=== A block of data ===

********

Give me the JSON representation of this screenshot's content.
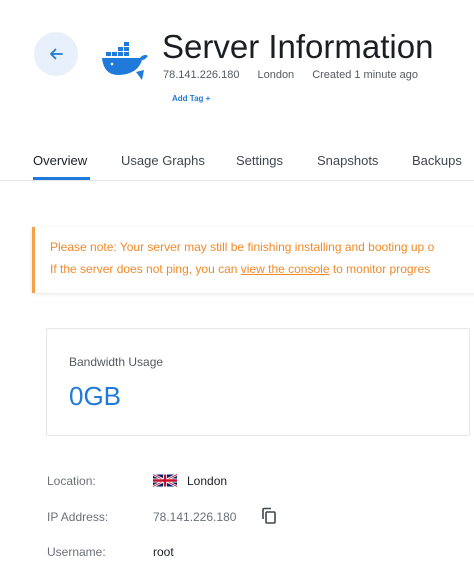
{
  "header": {
    "title": "Server Information",
    "ip": "78.141.226.180",
    "location": "London",
    "created": "Created 1 minute ago",
    "add_tag": "Add Tag +"
  },
  "tabs": [
    {
      "label": "Overview",
      "active": true
    },
    {
      "label": "Usage Graphs",
      "active": false
    },
    {
      "label": "Settings",
      "active": false
    },
    {
      "label": "Snapshots",
      "active": false
    },
    {
      "label": "Backups",
      "active": false
    }
  ],
  "notice": {
    "line1": "Please note: Your server may still be finishing installing and booting up o",
    "line2_before": "If the server does not ping, you can ",
    "line2_link": "view the console",
    "line2_after": " to monitor progres"
  },
  "bandwidth": {
    "label": "Bandwidth Usage",
    "value": "0GB"
  },
  "details": {
    "location": {
      "label": "Location:",
      "value": "London"
    },
    "ip": {
      "label": "IP Address:",
      "value": "78.141.226.180"
    },
    "username": {
      "label": "Username:",
      "value": "root"
    }
  },
  "colors": {
    "accent": "#1f7ad9",
    "notice": "#f08a2a",
    "back_button_bg": "#e8f1fb"
  },
  "icons": {
    "back": "arrow-left-icon",
    "server": "docker-whale-icon",
    "flag": "uk-flag-icon",
    "copy": "copy-icon"
  }
}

********

Omit every image. Quote each record exactly.

Give me the JSON representation of this screenshot's content.
{
  "header": {
    "title": "Server Information",
    "ip": "78.141.226.180",
    "location": "London",
    "created": "Created 1 minute ago",
    "add_tag": "Add Tag +"
  },
  "tabs": [
    {
      "label": "Overview",
      "active": true
    },
    {
      "label": "Usage Graphs",
      "active": false
    },
    {
      "label": "Settings",
      "active": false
    },
    {
      "label": "Snapshots",
      "active": false
    },
    {
      "label": "Backups",
      "active": false
    }
  ],
  "notice": {
    "line1": "Please note: Your server may still be finishing installing and booting up o",
    "line2_before": "If the server does not ping, you can ",
    "line2_link": "view the console",
    "line2_after": " to monitor progres"
  },
  "bandwidth": {
    "label": "Bandwidth Usage",
    "value": "0GB"
  },
  "details": {
    "location": {
      "label": "Location:",
      "value": "London"
    },
    "ip": {
      "label": "IP Address:",
      "value": "78.141.226.180"
    },
    "username": {
      "label": "Username:",
      "value": "root"
    }
  },
  "colors": {
    "accent": "#1f7ad9",
    "notice": "#f08a2a",
    "back_button_bg": "#e8f1fb"
  },
  "icons": {
    "back": "arrow-left-icon",
    "server": "docker-whale-icon",
    "flag": "uk-flag-icon",
    "copy": "copy-icon"
  }
}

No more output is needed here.